**Job:** Emit the entire listing verbatim.

Stored data:
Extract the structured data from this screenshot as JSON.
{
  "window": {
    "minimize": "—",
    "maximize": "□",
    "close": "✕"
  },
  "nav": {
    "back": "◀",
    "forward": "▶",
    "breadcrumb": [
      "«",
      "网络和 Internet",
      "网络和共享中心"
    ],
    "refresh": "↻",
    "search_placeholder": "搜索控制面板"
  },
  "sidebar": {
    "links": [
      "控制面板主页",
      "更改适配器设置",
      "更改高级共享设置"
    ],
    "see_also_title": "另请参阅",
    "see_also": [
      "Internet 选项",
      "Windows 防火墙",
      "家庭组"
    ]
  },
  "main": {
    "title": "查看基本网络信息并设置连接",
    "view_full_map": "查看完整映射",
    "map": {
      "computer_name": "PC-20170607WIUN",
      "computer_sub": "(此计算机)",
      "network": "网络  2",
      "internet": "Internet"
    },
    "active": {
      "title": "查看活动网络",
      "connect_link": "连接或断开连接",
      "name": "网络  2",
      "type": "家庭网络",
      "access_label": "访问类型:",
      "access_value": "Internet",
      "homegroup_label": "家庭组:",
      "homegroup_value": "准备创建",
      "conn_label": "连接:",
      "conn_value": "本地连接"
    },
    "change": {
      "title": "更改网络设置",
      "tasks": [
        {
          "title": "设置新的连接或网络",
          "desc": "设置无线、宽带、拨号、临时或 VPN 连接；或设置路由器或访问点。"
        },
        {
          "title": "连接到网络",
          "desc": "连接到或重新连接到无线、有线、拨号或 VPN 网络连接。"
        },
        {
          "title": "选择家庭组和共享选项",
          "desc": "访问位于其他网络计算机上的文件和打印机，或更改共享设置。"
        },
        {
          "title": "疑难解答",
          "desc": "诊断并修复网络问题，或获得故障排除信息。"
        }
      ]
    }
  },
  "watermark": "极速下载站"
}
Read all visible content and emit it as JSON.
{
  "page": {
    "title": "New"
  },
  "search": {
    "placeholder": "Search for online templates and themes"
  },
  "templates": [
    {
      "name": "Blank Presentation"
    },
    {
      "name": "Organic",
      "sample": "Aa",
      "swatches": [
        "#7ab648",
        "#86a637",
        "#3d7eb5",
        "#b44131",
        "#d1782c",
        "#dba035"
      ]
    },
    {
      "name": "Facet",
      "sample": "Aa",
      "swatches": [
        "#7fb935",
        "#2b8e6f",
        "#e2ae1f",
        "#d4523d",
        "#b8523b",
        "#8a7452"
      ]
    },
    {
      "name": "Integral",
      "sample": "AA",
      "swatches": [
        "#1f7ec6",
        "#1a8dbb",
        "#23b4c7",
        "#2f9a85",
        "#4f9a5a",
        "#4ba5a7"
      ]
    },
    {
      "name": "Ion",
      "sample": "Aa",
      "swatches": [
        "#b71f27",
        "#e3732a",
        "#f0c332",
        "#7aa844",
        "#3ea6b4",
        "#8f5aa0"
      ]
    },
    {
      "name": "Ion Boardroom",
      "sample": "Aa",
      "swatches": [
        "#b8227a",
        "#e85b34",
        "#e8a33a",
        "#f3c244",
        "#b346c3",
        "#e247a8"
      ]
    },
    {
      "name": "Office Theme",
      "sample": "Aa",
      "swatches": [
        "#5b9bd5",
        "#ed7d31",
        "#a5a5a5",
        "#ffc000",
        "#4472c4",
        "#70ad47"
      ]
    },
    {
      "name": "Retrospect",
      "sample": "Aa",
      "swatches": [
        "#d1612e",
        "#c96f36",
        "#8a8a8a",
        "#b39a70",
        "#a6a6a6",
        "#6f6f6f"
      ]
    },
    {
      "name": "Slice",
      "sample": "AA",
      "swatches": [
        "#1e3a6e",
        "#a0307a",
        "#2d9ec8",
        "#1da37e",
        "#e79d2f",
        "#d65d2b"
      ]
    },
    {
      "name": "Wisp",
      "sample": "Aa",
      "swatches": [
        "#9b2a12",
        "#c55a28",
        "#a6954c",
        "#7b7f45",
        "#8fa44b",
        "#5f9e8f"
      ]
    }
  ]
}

**Full output:**
Extract the structured data from this screenshot as JSON.
{
  "window": {
    "minimize": "—",
    "maximize": "□",
    "close": "✕"
  },
  "nav": {
    "back": "◀",
    "forward": "▶",
    "breadcrumb": [
      "«",
      "网络和 Internet",
      "网络和共享中心"
    ],
    "refresh": "↻",
    "search_placeholder": "搜索控制面板"
  },
  "sidebar": {
    "links": [
      "控制面板主页",
      "更改适配器设置",
      "更改高级共享设置"
    ],
    "see_also_title": "另请参阅",
    "see_also": [
      "Internet 选项",
      "Windows 防火墙",
      "家庭组"
    ]
  },
  "main": {
    "title": "查看基本网络信息并设置连接",
    "view_full_map": "查看完整映射",
    "map": {
      "computer_name": "PC-20170607WIUN",
      "computer_sub": "(此计算机)",
      "network": "网络  2",
      "internet": "Internet"
    },
    "active": {
      "title": "查看活动网络",
      "connect_link": "连接或断开连接",
      "name": "网络  2",
      "type": "家庭网络",
      "access_label": "访问类型:",
      "access_value": "Internet",
      "homegroup_label": "家庭组:",
      "homegroup_value": "准备创建",
      "conn_label": "连接:",
      "conn_value": "本地连接"
    },
    "change": {
      "title": "更改网络设置",
      "tasks": [
        {
          "title": "设置新的连接或网络",
          "desc": "设置无线、宽带、拨号、临时或 VPN 连接；或设置路由器或访问点。"
        },
        {
          "title": "连接到网络",
          "desc": "连接到或重新连接到无线、有线、拨号或 VPN 网络连接。"
        },
        {
          "title": "选择家庭组和共享选项",
          "desc": "访问位于其他网络计算机上的文件和打印机，或更改共享设置。"
        },
        {
          "title": "疑难解答",
          "desc": "诊断并修复网络问题，或获得故障排除信息。"
        }
      ]
    }
  },
  "watermark": "极速下载站"
}
Read all visible content and emit it as JSON.
{
  "page": {
    "title": "New"
  },
  "search": {
    "placeholder": "Search for online templates and themes"
  },
  "templates": [
    {
      "name": "Blank Presentation"
    },
    {
      "name": "Organic",
      "sample": "Aa",
      "swatches": [
        "#7ab648",
        "#86a637",
        "#3d7eb5",
        "#b44131",
        "#d1782c",
        "#dba035"
      ]
    },
    {
      "name": "Facet",
      "sample": "Aa",
      "swatches": [
        "#7fb935",
        "#2b8e6f",
        "#e2ae1f",
        "#d4523d",
        "#b8523b",
        "#8a7452"
      ]
    },
    {
      "name": "Integral",
      "sample": "AA",
      "swatches": [
        "#1f7ec6",
        "#1a8dbb",
        "#23b4c7",
        "#2f9a85",
        "#4f9a5a",
        "#4ba5a7"
      ]
    },
    {
      "name": "Ion",
      "sample": "Aa",
      "swatches": [
        "#b71f27",
        "#e3732a",
        "#f0c332",
        "#7aa844",
        "#3ea6b4",
        "#8f5aa0"
      ]
    },
    {
      "name": "Ion Boardroom",
      "sample": "Aa",
      "swatches": [
        "#b8227a",
        "#e85b34",
        "#e8a33a",
        "#f3c244",
        "#b346c3",
        "#e247a8"
      ]
    },
    {
      "name": "Office Theme",
      "sample": "Aa",
      "swatches": [
        "#5b9bd5",
        "#ed7d31",
        "#a5a5a5",
        "#ffc000",
        "#4472c4",
        "#70ad47"
      ]
    },
    {
      "name": "Retrospect",
      "sample": "Aa",
      "swatches": [
        "#d1612e",
        "#c96f36",
        "#8a8a8a",
        "#b39a70",
        "#a6a6a6",
        "#6f6f6f"
      ]
    },
    {
      "name": "Slice",
      "sample": "AA",
      "swatches": [
        "#1e3a6e",
        "#a0307a",
        "#2d9ec8",
        "#1da37e",
        "#e79d2f",
        "#d65d2b"
      ]
    },
    {
      "name": "Wisp",
      "sample": "Aa",
      "swatches": [
        "#9b2a12",
        "#c55a28",
        "#a6954c",
        "#7b7f45",
        "#8fa44b",
        "#5f9e8f"
      ]
    }
  ]
}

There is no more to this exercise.